Task instructions:
Print all records exactly, leaving nothing out.

Record extracts:

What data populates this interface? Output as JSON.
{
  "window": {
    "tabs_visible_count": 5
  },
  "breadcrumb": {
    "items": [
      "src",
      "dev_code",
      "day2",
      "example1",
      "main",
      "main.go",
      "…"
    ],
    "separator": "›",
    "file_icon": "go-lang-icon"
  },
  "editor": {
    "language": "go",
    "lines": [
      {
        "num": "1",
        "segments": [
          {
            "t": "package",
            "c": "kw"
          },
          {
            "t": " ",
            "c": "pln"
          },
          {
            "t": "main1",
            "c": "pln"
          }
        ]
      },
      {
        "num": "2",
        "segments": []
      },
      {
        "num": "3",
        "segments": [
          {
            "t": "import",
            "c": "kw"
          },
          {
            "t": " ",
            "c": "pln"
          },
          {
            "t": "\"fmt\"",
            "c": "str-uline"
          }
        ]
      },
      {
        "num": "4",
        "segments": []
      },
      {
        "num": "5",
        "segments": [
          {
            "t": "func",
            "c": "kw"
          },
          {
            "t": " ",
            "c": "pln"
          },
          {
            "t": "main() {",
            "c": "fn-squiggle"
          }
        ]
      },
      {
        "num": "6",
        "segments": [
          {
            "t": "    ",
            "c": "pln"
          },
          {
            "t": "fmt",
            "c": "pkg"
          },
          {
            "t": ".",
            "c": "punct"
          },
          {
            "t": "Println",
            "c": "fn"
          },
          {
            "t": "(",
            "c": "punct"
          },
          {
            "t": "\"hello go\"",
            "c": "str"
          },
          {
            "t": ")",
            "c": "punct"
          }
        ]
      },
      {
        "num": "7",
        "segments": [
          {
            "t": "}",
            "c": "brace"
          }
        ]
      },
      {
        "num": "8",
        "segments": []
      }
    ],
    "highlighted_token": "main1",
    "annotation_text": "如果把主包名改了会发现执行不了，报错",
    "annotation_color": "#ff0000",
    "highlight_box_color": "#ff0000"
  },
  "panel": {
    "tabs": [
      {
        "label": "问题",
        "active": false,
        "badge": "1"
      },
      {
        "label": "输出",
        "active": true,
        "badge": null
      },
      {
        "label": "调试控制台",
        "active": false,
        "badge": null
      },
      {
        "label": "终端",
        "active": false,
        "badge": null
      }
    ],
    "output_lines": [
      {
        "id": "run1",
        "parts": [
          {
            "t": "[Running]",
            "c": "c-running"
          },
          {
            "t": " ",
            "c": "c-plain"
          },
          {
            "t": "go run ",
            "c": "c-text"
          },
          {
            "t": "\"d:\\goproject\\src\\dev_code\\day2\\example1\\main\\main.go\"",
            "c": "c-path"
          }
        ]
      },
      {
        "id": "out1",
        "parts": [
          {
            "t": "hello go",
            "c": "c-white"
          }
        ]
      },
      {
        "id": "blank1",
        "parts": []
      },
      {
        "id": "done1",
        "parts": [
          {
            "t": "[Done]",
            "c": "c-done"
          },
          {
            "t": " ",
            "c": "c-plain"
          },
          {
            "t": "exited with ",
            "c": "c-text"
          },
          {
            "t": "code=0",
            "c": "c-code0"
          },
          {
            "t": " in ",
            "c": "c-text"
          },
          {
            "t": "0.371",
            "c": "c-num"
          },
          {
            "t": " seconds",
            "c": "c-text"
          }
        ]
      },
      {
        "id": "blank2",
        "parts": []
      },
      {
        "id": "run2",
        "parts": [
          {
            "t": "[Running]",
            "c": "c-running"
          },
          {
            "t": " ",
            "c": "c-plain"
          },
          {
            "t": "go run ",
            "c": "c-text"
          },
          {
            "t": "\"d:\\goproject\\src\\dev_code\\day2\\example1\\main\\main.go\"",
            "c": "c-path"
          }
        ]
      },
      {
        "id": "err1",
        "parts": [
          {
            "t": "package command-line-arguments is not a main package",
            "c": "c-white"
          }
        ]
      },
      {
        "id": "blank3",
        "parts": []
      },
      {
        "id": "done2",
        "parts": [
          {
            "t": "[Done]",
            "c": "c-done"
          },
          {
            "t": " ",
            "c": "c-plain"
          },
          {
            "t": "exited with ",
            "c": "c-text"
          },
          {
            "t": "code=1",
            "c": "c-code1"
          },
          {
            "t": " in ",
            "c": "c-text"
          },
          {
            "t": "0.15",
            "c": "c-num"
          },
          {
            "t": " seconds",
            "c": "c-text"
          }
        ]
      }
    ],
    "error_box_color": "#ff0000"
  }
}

Written response:
What data populates this interface? Output as JSON.
{
  "window": {
    "tabs_visible_count": 5
  },
  "breadcrumb": {
    "items": [
      "src",
      "dev_code",
      "day2",
      "example1",
      "main",
      "main.go",
      "…"
    ],
    "separator": "›",
    "file_icon": "go-lang-icon"
  },
  "editor": {
    "language": "go",
    "lines": [
      {
        "num": "1",
        "segments": [
          {
            "t": "package",
            "c": "kw"
          },
          {
            "t": " ",
            "c": "pln"
          },
          {
            "t": "main1",
            "c": "pln"
          }
        ]
      },
      {
        "num": "2",
        "segments": []
      },
      {
        "num": "3",
        "segments": [
          {
            "t": "import",
            "c": "kw"
          },
          {
            "t": " ",
            "c": "pln"
          },
          {
            "t": "\"fmt\"",
            "c": "str-uline"
          }
        ]
      },
      {
        "num": "4",
        "segments": []
      },
      {
        "num": "5",
        "segments": [
          {
            "t": "func",
            "c": "kw"
          },
          {
            "t": " ",
            "c": "pln"
          },
          {
            "t": "main() {",
            "c": "fn-squiggle"
          }
        ]
      },
      {
        "num": "6",
        "segments": [
          {
            "t": "    ",
            "c": "pln"
          },
          {
            "t": "fmt",
            "c": "pkg"
          },
          {
            "t": ".",
            "c": "punct"
          },
          {
            "t": "Println",
            "c": "fn"
          },
          {
            "t": "(",
            "c": "punct"
          },
          {
            "t": "\"hello go\"",
            "c": "str"
          },
          {
            "t": ")",
            "c": "punct"
          }
        ]
      },
      {
        "num": "7",
        "segments": [
          {
            "t": "}",
            "c": "brace"
          }
        ]
      },
      {
        "num": "8",
        "segments": []
      }
    ],
    "highlighted_token": "main1",
    "annotation_text": "如果把主包名改了会发现执行不了，报错",
    "annotation_color": "#ff0000",
    "highlight_box_color": "#ff0000"
  },
  "panel": {
    "tabs": [
      {
        "label": "问题",
        "active": false,
        "badge": "1"
      },
      {
        "label": "输出",
        "active": true,
        "badge": null
      },
      {
        "label": "调试控制台",
        "active": false,
        "badge": null
      },
      {
        "label": "终端",
        "active": false,
        "badge": null
      }
    ],
    "output_lines": [
      {
        "id": "run1",
        "parts": [
          {
            "t": "[Running]",
            "c": "c-running"
          },
          {
            "t": " ",
            "c": "c-plain"
          },
          {
            "t": "go run ",
            "c": "c-text"
          },
          {
            "t": "\"d:\\goproject\\src\\dev_code\\day2\\example1\\main\\main.go\"",
            "c": "c-path"
          }
        ]
      },
      {
        "id": "out1",
        "parts": [
          {
            "t": "hello go",
            "c": "c-white"
          }
        ]
      },
      {
        "id": "blank1",
        "parts": []
      },
      {
        "id": "done1",
        "parts": [
          {
            "t": "[Done]",
            "c": "c-done"
          },
          {
            "t": " ",
            "c": "c-plain"
          },
          {
            "t": "exited with ",
            "c": "c-text"
          },
          {
            "t": "code=0",
            "c": "c-code0"
          },
          {
            "t": " in ",
            "c": "c-text"
          },
          {
            "t": "0.371",
            "c": "c-num"
          },
          {
            "t": " seconds",
            "c": "c-text"
          }
        ]
      },
      {
        "id": "blank2",
        "parts": []
      },
      {
        "id": "run2",
        "parts": [
          {
            "t": "[Running]",
            "c": "c-running"
          },
          {
            "t": " ",
            "c": "c-plain"
          },
          {
            "t": "go run ",
            "c": "c-text"
          },
          {
            "t": "\"d:\\goproject\\src\\dev_code\\day2\\example1\\main\\main.go\"",
            "c": "c-path"
          }
        ]
      },
      {
        "id": "err1",
        "parts": [
          {
            "t": "package command-line-arguments is not a main package",
            "c": "c-white"
          }
        ]
      },
      {
        "id": "blank3",
        "parts": []
      },
      {
        "id": "done2",
        "parts": [
          {
            "t": "[Done]",
            "c": "c-done"
          },
          {
            "t": " ",
            "c": "c-plain"
          },
          {
            "t": "exited with ",
            "c": "c-text"
          },
          {
            "t": "code=1",
            "c": "c-code1"
          },
          {
            "t": " in ",
            "c": "c-text"
          },
          {
            "t": "0.15",
            "c": "c-num"
          },
          {
            "t": " seconds",
            "c": "c-text"
          }
        ]
      }
    ],
    "error_box_color": "#ff0000"
  }
}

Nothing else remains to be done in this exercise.